> [OBJECTIVE]: Transcribe every entry word for word, leaving out all images.

> [DATA SHOWN]:
-- BEGIN --
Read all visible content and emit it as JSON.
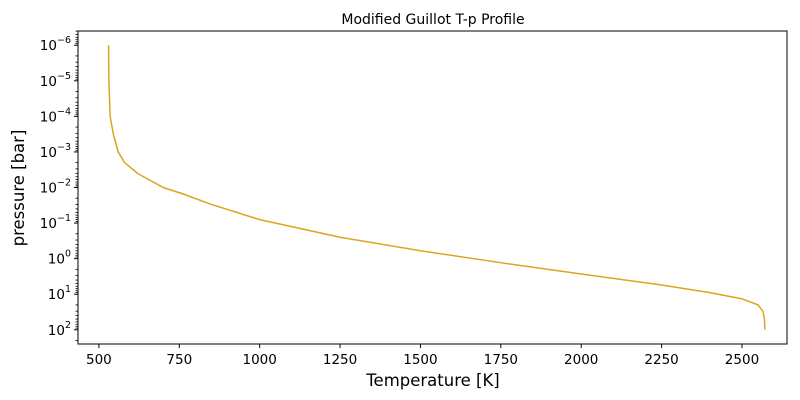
{
  "chart_data": {
    "type": "line",
    "title": "Modified Guillot T-p Profile",
    "xlabel": "Temperature [K]",
    "ylabel": "pressure [bar]",
    "xlim": [
      435,
      2640
    ],
    "ylim_log10": [
      -6.4,
      2.4
    ],
    "y_scale": "log",
    "y_inverted": true,
    "grid": false,
    "legend": "none",
    "line_color": "#DAA520",
    "x_ticks": [
      500,
      750,
      1000,
      1250,
      1500,
      1750,
      2000,
      2250,
      2500
    ],
    "x_tick_labels": [
      "500",
      "750",
      "1000",
      "1250",
      "1500",
      "1750",
      "2000",
      "2250",
      "2500"
    ],
    "y_tick_exponents": [
      -6,
      -5,
      -4,
      -3,
      -2,
      -1,
      0,
      1,
      2
    ],
    "y_tick_labels": [
      "10",
      "10",
      "10",
      "10",
      "10",
      "10",
      "10",
      "10",
      "10"
    ],
    "y_tick_label_exps": [
      "−6",
      "−5",
      "−4",
      "−3",
      "−2",
      "−1",
      "0",
      "1",
      "2"
    ],
    "series": [
      {
        "points": [
          {
            "x": 530,
            "y": 1e-06
          },
          {
            "x": 531,
            "y": 1e-05
          },
          {
            "x": 535,
            "y": 0.0001
          },
          {
            "x": 545,
            "y": 0.00032
          },
          {
            "x": 560,
            "y": 0.001
          },
          {
            "x": 580,
            "y": 0.002
          },
          {
            "x": 620,
            "y": 0.004
          },
          {
            "x": 700,
            "y": 0.01
          },
          {
            "x": 760,
            "y": 0.015
          },
          {
            "x": 850,
            "y": 0.03
          },
          {
            "x": 1000,
            "y": 0.08
          },
          {
            "x": 1250,
            "y": 0.25
          },
          {
            "x": 1500,
            "y": 0.6
          },
          {
            "x": 1750,
            "y": 1.3
          },
          {
            "x": 2000,
            "y": 2.7
          },
          {
            "x": 2250,
            "y": 5.5
          },
          {
            "x": 2400,
            "y": 9
          },
          {
            "x": 2500,
            "y": 13.5
          },
          {
            "x": 2550,
            "y": 20
          },
          {
            "x": 2565,
            "y": 30
          },
          {
            "x": 2570,
            "y": 50
          },
          {
            "x": 2571,
            "y": 100
          }
        ]
      }
    ]
  }
}
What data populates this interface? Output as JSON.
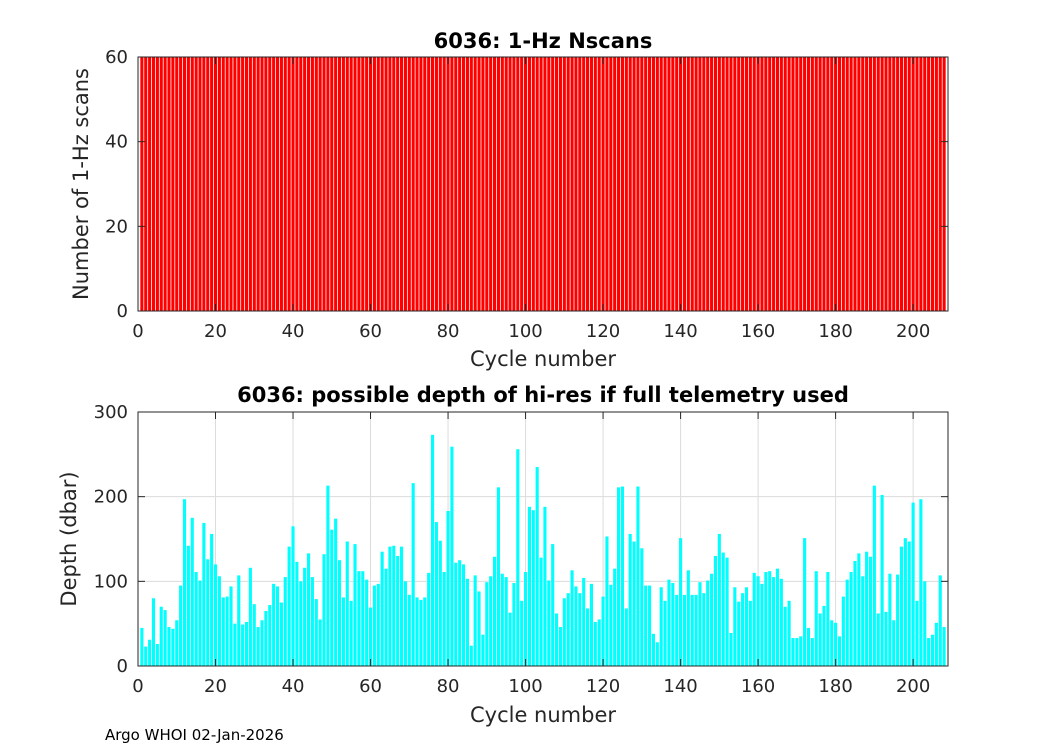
{
  "footer": "Argo WHOI 02-Jan-2026",
  "colors": {
    "top_bar": "#ff0000",
    "bottom_bar": "#00ffff",
    "axis": "#262626",
    "grid": "#dcdcdc"
  },
  "chart_data": [
    {
      "type": "bar",
      "title": "6036: 1-Hz Nscans",
      "xlabel": "Cycle number",
      "ylabel": "Number of 1-Hz scans",
      "xlim": [
        0,
        209
      ],
      "ylim": [
        0,
        60
      ],
      "xticks": [
        0,
        20,
        40,
        60,
        80,
        100,
        120,
        140,
        160,
        180,
        200
      ],
      "yticks": [
        0,
        20,
        40,
        60
      ],
      "grid": false,
      "x_start": 1,
      "values": [
        60,
        60,
        60,
        60,
        60,
        60,
        60,
        60,
        60,
        60,
        60,
        60,
        60,
        60,
        60,
        60,
        60,
        60,
        60,
        60,
        60,
        60,
        60,
        60,
        60,
        60,
        60,
        60,
        60,
        60,
        60,
        60,
        60,
        60,
        60,
        60,
        60,
        60,
        60,
        60,
        60,
        60,
        60,
        60,
        60,
        60,
        60,
        60,
        60,
        60,
        60,
        60,
        60,
        60,
        60,
        60,
        60,
        60,
        60,
        60,
        60,
        60,
        60,
        60,
        60,
        60,
        60,
        60,
        60,
        60,
        60,
        60,
        60,
        60,
        60,
        60,
        60,
        60,
        60,
        60,
        60,
        60,
        60,
        60,
        60,
        60,
        60,
        60,
        60,
        60,
        60,
        60,
        60,
        60,
        60,
        60,
        60,
        60,
        60,
        60,
        60,
        60,
        60,
        60,
        60,
        60,
        60,
        60,
        60,
        60,
        60,
        60,
        60,
        60,
        60,
        60,
        60,
        60,
        60,
        60,
        60,
        60,
        60,
        60,
        60,
        60,
        60,
        60,
        60,
        60,
        60,
        60,
        60,
        60,
        60,
        60,
        60,
        60,
        60,
        60,
        60,
        60,
        60,
        60,
        60,
        60,
        60,
        60,
        60,
        60,
        60,
        60,
        60,
        60,
        60,
        60,
        60,
        60,
        60,
        60,
        60,
        60,
        60,
        60,
        60,
        60,
        60,
        60,
        60,
        60,
        60,
        60,
        60,
        60,
        60,
        60,
        60,
        60,
        60,
        60,
        60,
        60,
        60,
        60,
        60,
        60,
        60,
        60,
        60,
        60,
        60,
        60,
        60,
        60,
        60,
        60,
        60,
        60,
        60,
        60,
        60,
        60,
        60,
        60,
        60,
        60,
        60,
        60
      ]
    },
    {
      "type": "bar",
      "title": "6036: possible depth of hi-res if full telemetry used",
      "xlabel": "Cycle number",
      "ylabel": "Depth (dbar)",
      "xlim": [
        0,
        209
      ],
      "ylim": [
        0,
        300
      ],
      "xticks": [
        0,
        20,
        40,
        60,
        80,
        100,
        120,
        140,
        160,
        180,
        200
      ],
      "yticks": [
        0,
        100,
        200,
        300
      ],
      "grid": true,
      "x_start": 1,
      "values": [
        45,
        23,
        31,
        80,
        26,
        70,
        66,
        46,
        44,
        54,
        95,
        197,
        142,
        175,
        111,
        101,
        169,
        126,
        156,
        120,
        106,
        81,
        82,
        94,
        50,
        107,
        49,
        52,
        116,
        73,
        46,
        54,
        65,
        72,
        97,
        94,
        75,
        105,
        141,
        165,
        123,
        100,
        116,
        133,
        105,
        79,
        55,
        132,
        213,
        161,
        174,
        125,
        81,
        147,
        77,
        144,
        112,
        112,
        102,
        69,
        95,
        97,
        135,
        115,
        141,
        142,
        130,
        141,
        100,
        84,
        216,
        81,
        78,
        81,
        110,
        273,
        170,
        148,
        111,
        183,
        259,
        122,
        125,
        120,
        103,
        24,
        107,
        88,
        37,
        99,
        106,
        129,
        211,
        109,
        105,
        63,
        98,
        256,
        77,
        111,
        188,
        184,
        235,
        128,
        188,
        101,
        144,
        62,
        46,
        80,
        86,
        113,
        94,
        86,
        104,
        68,
        97,
        52,
        55,
        82,
        153,
        96,
        115,
        211,
        212,
        68,
        156,
        147,
        212,
        139,
        95,
        95,
        38,
        28,
        93,
        77,
        102,
        98,
        84,
        151,
        84,
        113,
        84,
        84,
        99,
        86,
        101,
        109,
        130,
        156,
        134,
        128,
        39,
        93,
        76,
        86,
        93,
        77,
        110,
        106,
        97,
        111,
        112,
        105,
        115,
        103,
        70,
        77,
        33,
        33,
        35,
        151,
        45,
        33,
        112,
        62,
        71,
        111,
        54,
        51,
        35,
        82,
        102,
        111,
        124,
        133,
        106,
        135,
        129,
        213,
        62,
        202,
        64,
        109,
        54,
        108,
        141,
        151,
        147,
        193,
        77,
        197,
        100,
        33,
        37,
        51,
        107,
        46
      ]
    }
  ]
}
-- END --
> [RESULT BELOW]:
Read all visible content and emit it as JSON.
{
  "chart_data": {
    "type": "line",
    "title": "Modified Guillot T-p Profile",
    "xlabel": "Temperature [K]",
    "ylabel": "pressure [bar]",
    "xlim": [
      435,
      2640
    ],
    "ylim_log10": [
      -6.4,
      2.4
    ],
    "y_scale": "log",
    "y_inverted": true,
    "grid": false,
    "legend": "none",
    "line_color": "#DAA520",
    "x_ticks": [
      500,
      750,
      1000,
      1250,
      1500,
      1750,
      2000,
      2250,
      2500
    ],
    "x_tick_labels": [
      "500",
      "750",
      "1000",
      "1250",
      "1500",
      "1750",
      "2000",
      "2250",
      "2500"
    ],
    "y_tick_exponents": [
      -6,
      -5,
      -4,
      -3,
      -2,
      -1,
      0,
      1,
      2
    ],
    "y_tick_labels": [
      "10",
      "10",
      "10",
      "10",
      "10",
      "10",
      "10",
      "10",
      "10"
    ],
    "y_tick_label_exps": [
      "−6",
      "−5",
      "−4",
      "−3",
      "−2",
      "−1",
      "0",
      "1",
      "2"
    ],
    "series": [
      {
        "points": [
          {
            "x": 530,
            "y": 1e-06
          },
          {
            "x": 531,
            "y": 1e-05
          },
          {
            "x": 535,
            "y": 0.0001
          },
          {
            "x": 545,
            "y": 0.00032
          },
          {
            "x": 560,
            "y": 0.001
          },
          {
            "x": 580,
            "y": 0.002
          },
          {
            "x": 620,
            "y": 0.004
          },
          {
            "x": 700,
            "y": 0.01
          },
          {
            "x": 760,
            "y": 0.015
          },
          {
            "x": 850,
            "y": 0.03
          },
          {
            "x": 1000,
            "y": 0.08
          },
          {
            "x": 1250,
            "y": 0.25
          },
          {
            "x": 1500,
            "y": 0.6
          },
          {
            "x": 1750,
            "y": 1.3
          },
          {
            "x": 2000,
            "y": 2.7
          },
          {
            "x": 2250,
            "y": 5.5
          },
          {
            "x": 2400,
            "y": 9
          },
          {
            "x": 2500,
            "y": 13.5
          },
          {
            "x": 2550,
            "y": 20
          },
          {
            "x": 2565,
            "y": 30
          },
          {
            "x": 2570,
            "y": 50
          },
          {
            "x": 2571,
            "y": 100
          }
        ]
      }
    ]
  }
}
What data populates this interface? Output as JSON.
{
  "footer": "Argo WHOI 02-Jan-2026",
  "colors": {
    "top_bar": "#ff0000",
    "bottom_bar": "#00ffff",
    "axis": "#262626",
    "grid": "#dcdcdc"
  },
  "chart_data": [
    {
      "type": "bar",
      "title": "6036: 1-Hz Nscans",
      "xlabel": "Cycle number",
      "ylabel": "Number of 1-Hz scans",
      "xlim": [
        0,
        209
      ],
      "ylim": [
        0,
        60
      ],
      "xticks": [
        0,
        20,
        40,
        60,
        80,
        100,
        120,
        140,
        160,
        180,
        200
      ],
      "yticks": [
        0,
        20,
        40,
        60
      ],
      "grid": false,
      "x_start": 1,
      "values": [
        60,
        60,
        60,
        60,
        60,
        60,
        60,
        60,
        60,
        60,
        60,
        60,
        60,
        60,
        60,
        60,
        60,
        60,
        60,
        60,
        60,
        60,
        60,
        60,
        60,
        60,
        60,
        60,
        60,
        60,
        60,
        60,
        60,
        60,
        60,
        60,
        60,
        60,
        60,
        60,
        60,
        60,
        60,
        60,
        60,
        60,
        60,
        60,
        60,
        60,
        60,
        60,
        60,
        60,
        60,
        60,
        60,
        60,
        60,
        60,
        60,
        60,
        60,
        60,
        60,
        60,
        60,
        60,
        60,
        60,
        60,
        60,
        60,
        60,
        60,
        60,
        60,
        60,
        60,
        60,
        60,
        60,
        60,
        60,
        60,
        60,
        60,
        60,
        60,
        60,
        60,
        60,
        60,
        60,
        60,
        60,
        60,
        60,
        60,
        60,
        60,
        60,
        60,
        60,
        60,
        60,
        60,
        60,
        60,
        60,
        60,
        60,
        60,
        60,
        60,
        60,
        60,
        60,
        60,
        60,
        60,
        60,
        60,
        60,
        60,
        60,
        60,
        60,
        60,
        60,
        60,
        60,
        60,
        60,
        60,
        60,
        60,
        60,
        60,
        60,
        60,
        60,
        60,
        60,
        60,
        60,
        60,
        60,
        60,
        60,
        60,
        60,
        60,
        60,
        60,
        60,
        60,
        60,
        60,
        60,
        60,
        60,
        60,
        60,
        60,
        60,
        60,
        60,
        60,
        60,
        60,
        60,
        60,
        60,
        60,
        60,
        60,
        60,
        60,
        60,
        60,
        60,
        60,
        60,
        60,
        60,
        60,
        60,
        60,
        60,
        60,
        60,
        60,
        60,
        60,
        60,
        60,
        60,
        60,
        60,
        60,
        60,
        60,
        60,
        60,
        60,
        60,
        60
      ]
    },
    {
      "type": "bar",
      "title": "6036: possible depth of hi-res if full telemetry used",
      "xlabel": "Cycle number",
      "ylabel": "Depth (dbar)",
      "xlim": [
        0,
        209
      ],
      "ylim": [
        0,
        300
      ],
      "xticks": [
        0,
        20,
        40,
        60,
        80,
        100,
        120,
        140,
        160,
        180,
        200
      ],
      "yticks": [
        0,
        100,
        200,
        300
      ],
      "grid": true,
      "x_start": 1,
      "values": [
        45,
        23,
        31,
        80,
        26,
        70,
        66,
        46,
        44,
        54,
        95,
        197,
        142,
        175,
        111,
        101,
        169,
        126,
        156,
        120,
        106,
        81,
        82,
        94,
        50,
        107,
        49,
        52,
        116,
        73,
        46,
        54,
        65,
        72,
        97,
        94,
        75,
        105,
        141,
        165,
        123,
        100,
        116,
        133,
        105,
        79,
        55,
        132,
        213,
        161,
        174,
        125,
        81,
        147,
        77,
        144,
        112,
        112,
        102,
        69,
        95,
        97,
        135,
        115,
        141,
        142,
        130,
        141,
        100,
        84,
        216,
        81,
        78,
        81,
        110,
        273,
        170,
        148,
        111,
        183,
        259,
        122,
        125,
        120,
        103,
        24,
        107,
        88,
        37,
        99,
        106,
        129,
        211,
        109,
        105,
        63,
        98,
        256,
        77,
        111,
        188,
        184,
        235,
        128,
        188,
        101,
        144,
        62,
        46,
        80,
        86,
        113,
        94,
        86,
        104,
        68,
        97,
        52,
        55,
        82,
        153,
        96,
        115,
        211,
        212,
        68,
        156,
        147,
        212,
        139,
        95,
        95,
        38,
        28,
        93,
        77,
        102,
        98,
        84,
        151,
        84,
        113,
        84,
        84,
        99,
        86,
        101,
        109,
        130,
        156,
        134,
        128,
        39,
        93,
        76,
        86,
        93,
        77,
        110,
        106,
        97,
        111,
        112,
        105,
        115,
        103,
        70,
        77,
        33,
        33,
        35,
        151,
        45,
        33,
        112,
        62,
        71,
        111,
        54,
        51,
        35,
        82,
        102,
        111,
        124,
        133,
        106,
        135,
        129,
        213,
        62,
        202,
        64,
        109,
        54,
        108,
        141,
        151,
        147,
        193,
        77,
        197,
        100,
        33,
        37,
        51,
        107,
        46
      ]
    }
  ]
}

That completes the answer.